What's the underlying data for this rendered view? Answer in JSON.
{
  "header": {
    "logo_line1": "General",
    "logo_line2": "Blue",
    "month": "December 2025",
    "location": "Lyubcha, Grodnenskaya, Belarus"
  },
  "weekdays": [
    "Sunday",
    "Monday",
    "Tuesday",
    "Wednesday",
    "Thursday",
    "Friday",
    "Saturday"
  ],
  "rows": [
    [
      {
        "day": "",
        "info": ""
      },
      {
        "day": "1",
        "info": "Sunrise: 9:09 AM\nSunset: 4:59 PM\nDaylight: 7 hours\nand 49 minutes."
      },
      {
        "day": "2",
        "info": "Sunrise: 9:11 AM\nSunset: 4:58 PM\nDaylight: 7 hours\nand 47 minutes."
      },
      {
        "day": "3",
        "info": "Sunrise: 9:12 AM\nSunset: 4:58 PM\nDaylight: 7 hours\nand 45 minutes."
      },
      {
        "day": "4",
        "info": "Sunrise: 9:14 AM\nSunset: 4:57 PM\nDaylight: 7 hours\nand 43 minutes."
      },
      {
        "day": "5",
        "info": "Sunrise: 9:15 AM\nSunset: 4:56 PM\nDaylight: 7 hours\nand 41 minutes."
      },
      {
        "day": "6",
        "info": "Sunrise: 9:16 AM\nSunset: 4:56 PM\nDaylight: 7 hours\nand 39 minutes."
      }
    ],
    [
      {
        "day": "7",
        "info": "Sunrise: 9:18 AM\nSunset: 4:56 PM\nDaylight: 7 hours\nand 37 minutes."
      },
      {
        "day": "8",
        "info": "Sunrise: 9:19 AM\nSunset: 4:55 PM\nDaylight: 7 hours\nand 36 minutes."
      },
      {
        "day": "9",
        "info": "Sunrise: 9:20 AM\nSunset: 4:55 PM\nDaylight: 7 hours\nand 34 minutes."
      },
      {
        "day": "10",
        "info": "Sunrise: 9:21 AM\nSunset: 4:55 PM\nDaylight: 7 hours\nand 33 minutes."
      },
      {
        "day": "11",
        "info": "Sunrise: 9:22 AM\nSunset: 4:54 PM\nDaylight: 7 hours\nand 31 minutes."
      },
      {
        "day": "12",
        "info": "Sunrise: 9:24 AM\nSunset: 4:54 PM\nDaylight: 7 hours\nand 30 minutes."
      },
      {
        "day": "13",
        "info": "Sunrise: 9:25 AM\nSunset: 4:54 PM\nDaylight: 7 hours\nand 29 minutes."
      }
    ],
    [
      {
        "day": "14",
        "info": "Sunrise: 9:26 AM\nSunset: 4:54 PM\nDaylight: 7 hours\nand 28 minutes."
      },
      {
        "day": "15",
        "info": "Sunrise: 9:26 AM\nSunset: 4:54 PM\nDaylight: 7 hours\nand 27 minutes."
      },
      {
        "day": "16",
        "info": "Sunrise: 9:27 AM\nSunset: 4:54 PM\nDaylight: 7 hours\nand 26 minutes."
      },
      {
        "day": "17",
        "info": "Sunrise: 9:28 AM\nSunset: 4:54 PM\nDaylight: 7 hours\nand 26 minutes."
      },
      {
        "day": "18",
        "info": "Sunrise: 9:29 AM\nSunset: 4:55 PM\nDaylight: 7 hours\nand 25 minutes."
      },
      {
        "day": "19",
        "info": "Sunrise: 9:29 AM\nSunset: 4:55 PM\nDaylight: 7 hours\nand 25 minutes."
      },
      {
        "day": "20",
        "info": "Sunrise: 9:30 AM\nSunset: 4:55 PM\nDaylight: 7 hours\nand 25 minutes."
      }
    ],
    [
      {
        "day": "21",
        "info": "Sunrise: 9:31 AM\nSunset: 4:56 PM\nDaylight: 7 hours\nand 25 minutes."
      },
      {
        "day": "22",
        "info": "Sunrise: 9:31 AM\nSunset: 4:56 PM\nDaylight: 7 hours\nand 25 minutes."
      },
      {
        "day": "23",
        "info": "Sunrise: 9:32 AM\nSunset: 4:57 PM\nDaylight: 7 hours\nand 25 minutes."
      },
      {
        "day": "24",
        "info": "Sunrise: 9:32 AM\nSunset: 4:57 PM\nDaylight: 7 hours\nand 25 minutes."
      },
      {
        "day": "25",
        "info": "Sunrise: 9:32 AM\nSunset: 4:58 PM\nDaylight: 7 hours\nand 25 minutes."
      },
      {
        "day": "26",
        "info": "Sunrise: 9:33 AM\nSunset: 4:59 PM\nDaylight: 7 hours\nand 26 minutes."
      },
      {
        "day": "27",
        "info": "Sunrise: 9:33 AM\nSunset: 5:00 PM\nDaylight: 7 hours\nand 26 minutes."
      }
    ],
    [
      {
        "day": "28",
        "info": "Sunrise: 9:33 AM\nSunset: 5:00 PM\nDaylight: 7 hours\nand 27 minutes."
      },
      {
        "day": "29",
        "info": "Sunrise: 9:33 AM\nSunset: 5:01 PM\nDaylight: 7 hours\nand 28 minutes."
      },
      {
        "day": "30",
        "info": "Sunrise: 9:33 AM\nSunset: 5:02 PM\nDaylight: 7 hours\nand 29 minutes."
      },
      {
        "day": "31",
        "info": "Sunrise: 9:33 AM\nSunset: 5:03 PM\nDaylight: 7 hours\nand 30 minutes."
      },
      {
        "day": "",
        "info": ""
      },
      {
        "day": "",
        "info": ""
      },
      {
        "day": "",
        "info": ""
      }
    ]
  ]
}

_ _ _ _ _ _ _

From the records above, extract everything verbatim.

What's the underlying data for this rendered view? Answer in JSON.
{
  "header": {
    "logo_line1": "General",
    "logo_line2": "Blue",
    "month": "December 2025",
    "location": "Lyubcha, Grodnenskaya, Belarus"
  },
  "weekdays": [
    "Sunday",
    "Monday",
    "Tuesday",
    "Wednesday",
    "Thursday",
    "Friday",
    "Saturday"
  ],
  "rows": [
    [
      {
        "day": "",
        "info": ""
      },
      {
        "day": "1",
        "info": "Sunrise: 9:09 AM\nSunset: 4:59 PM\nDaylight: 7 hours\nand 49 minutes."
      },
      {
        "day": "2",
        "info": "Sunrise: 9:11 AM\nSunset: 4:58 PM\nDaylight: 7 hours\nand 47 minutes."
      },
      {
        "day": "3",
        "info": "Sunrise: 9:12 AM\nSunset: 4:58 PM\nDaylight: 7 hours\nand 45 minutes."
      },
      {
        "day": "4",
        "info": "Sunrise: 9:14 AM\nSunset: 4:57 PM\nDaylight: 7 hours\nand 43 minutes."
      },
      {
        "day": "5",
        "info": "Sunrise: 9:15 AM\nSunset: 4:56 PM\nDaylight: 7 hours\nand 41 minutes."
      },
      {
        "day": "6",
        "info": "Sunrise: 9:16 AM\nSunset: 4:56 PM\nDaylight: 7 hours\nand 39 minutes."
      }
    ],
    [
      {
        "day": "7",
        "info": "Sunrise: 9:18 AM\nSunset: 4:56 PM\nDaylight: 7 hours\nand 37 minutes."
      },
      {
        "day": "8",
        "info": "Sunrise: 9:19 AM\nSunset: 4:55 PM\nDaylight: 7 hours\nand 36 minutes."
      },
      {
        "day": "9",
        "info": "Sunrise: 9:20 AM\nSunset: 4:55 PM\nDaylight: 7 hours\nand 34 minutes."
      },
      {
        "day": "10",
        "info": "Sunrise: 9:21 AM\nSunset: 4:55 PM\nDaylight: 7 hours\nand 33 minutes."
      },
      {
        "day": "11",
        "info": "Sunrise: 9:22 AM\nSunset: 4:54 PM\nDaylight: 7 hours\nand 31 minutes."
      },
      {
        "day": "12",
        "info": "Sunrise: 9:24 AM\nSunset: 4:54 PM\nDaylight: 7 hours\nand 30 minutes."
      },
      {
        "day": "13",
        "info": "Sunrise: 9:25 AM\nSunset: 4:54 PM\nDaylight: 7 hours\nand 29 minutes."
      }
    ],
    [
      {
        "day": "14",
        "info": "Sunrise: 9:26 AM\nSunset: 4:54 PM\nDaylight: 7 hours\nand 28 minutes."
      },
      {
        "day": "15",
        "info": "Sunrise: 9:26 AM\nSunset: 4:54 PM\nDaylight: 7 hours\nand 27 minutes."
      },
      {
        "day": "16",
        "info": "Sunrise: 9:27 AM\nSunset: 4:54 PM\nDaylight: 7 hours\nand 26 minutes."
      },
      {
        "day": "17",
        "info": "Sunrise: 9:28 AM\nSunset: 4:54 PM\nDaylight: 7 hours\nand 26 minutes."
      },
      {
        "day": "18",
        "info": "Sunrise: 9:29 AM\nSunset: 4:55 PM\nDaylight: 7 hours\nand 25 minutes."
      },
      {
        "day": "19",
        "info": "Sunrise: 9:29 AM\nSunset: 4:55 PM\nDaylight: 7 hours\nand 25 minutes."
      },
      {
        "day": "20",
        "info": "Sunrise: 9:30 AM\nSunset: 4:55 PM\nDaylight: 7 hours\nand 25 minutes."
      }
    ],
    [
      {
        "day": "21",
        "info": "Sunrise: 9:31 AM\nSunset: 4:56 PM\nDaylight: 7 hours\nand 25 minutes."
      },
      {
        "day": "22",
        "info": "Sunrise: 9:31 AM\nSunset: 4:56 PM\nDaylight: 7 hours\nand 25 minutes."
      },
      {
        "day": "23",
        "info": "Sunrise: 9:32 AM\nSunset: 4:57 PM\nDaylight: 7 hours\nand 25 minutes."
      },
      {
        "day": "24",
        "info": "Sunrise: 9:32 AM\nSunset: 4:57 PM\nDaylight: 7 hours\nand 25 minutes."
      },
      {
        "day": "25",
        "info": "Sunrise: 9:32 AM\nSunset: 4:58 PM\nDaylight: 7 hours\nand 25 minutes."
      },
      {
        "day": "26",
        "info": "Sunrise: 9:33 AM\nSunset: 4:59 PM\nDaylight: 7 hours\nand 26 minutes."
      },
      {
        "day": "27",
        "info": "Sunrise: 9:33 AM\nSunset: 5:00 PM\nDaylight: 7 hours\nand 26 minutes."
      }
    ],
    [
      {
        "day": "28",
        "info": "Sunrise: 9:33 AM\nSunset: 5:00 PM\nDaylight: 7 hours\nand 27 minutes."
      },
      {
        "day": "29",
        "info": "Sunrise: 9:33 AM\nSunset: 5:01 PM\nDaylight: 7 hours\nand 28 minutes."
      },
      {
        "day": "30",
        "info": "Sunrise: 9:33 AM\nSunset: 5:02 PM\nDaylight: 7 hours\nand 29 minutes."
      },
      {
        "day": "31",
        "info": "Sunrise: 9:33 AM\nSunset: 5:03 PM\nDaylight: 7 hours\nand 30 minutes."
      },
      {
        "day": "",
        "info": ""
      },
      {
        "day": "",
        "info": ""
      },
      {
        "day": "",
        "info": ""
      }
    ]
  ]
}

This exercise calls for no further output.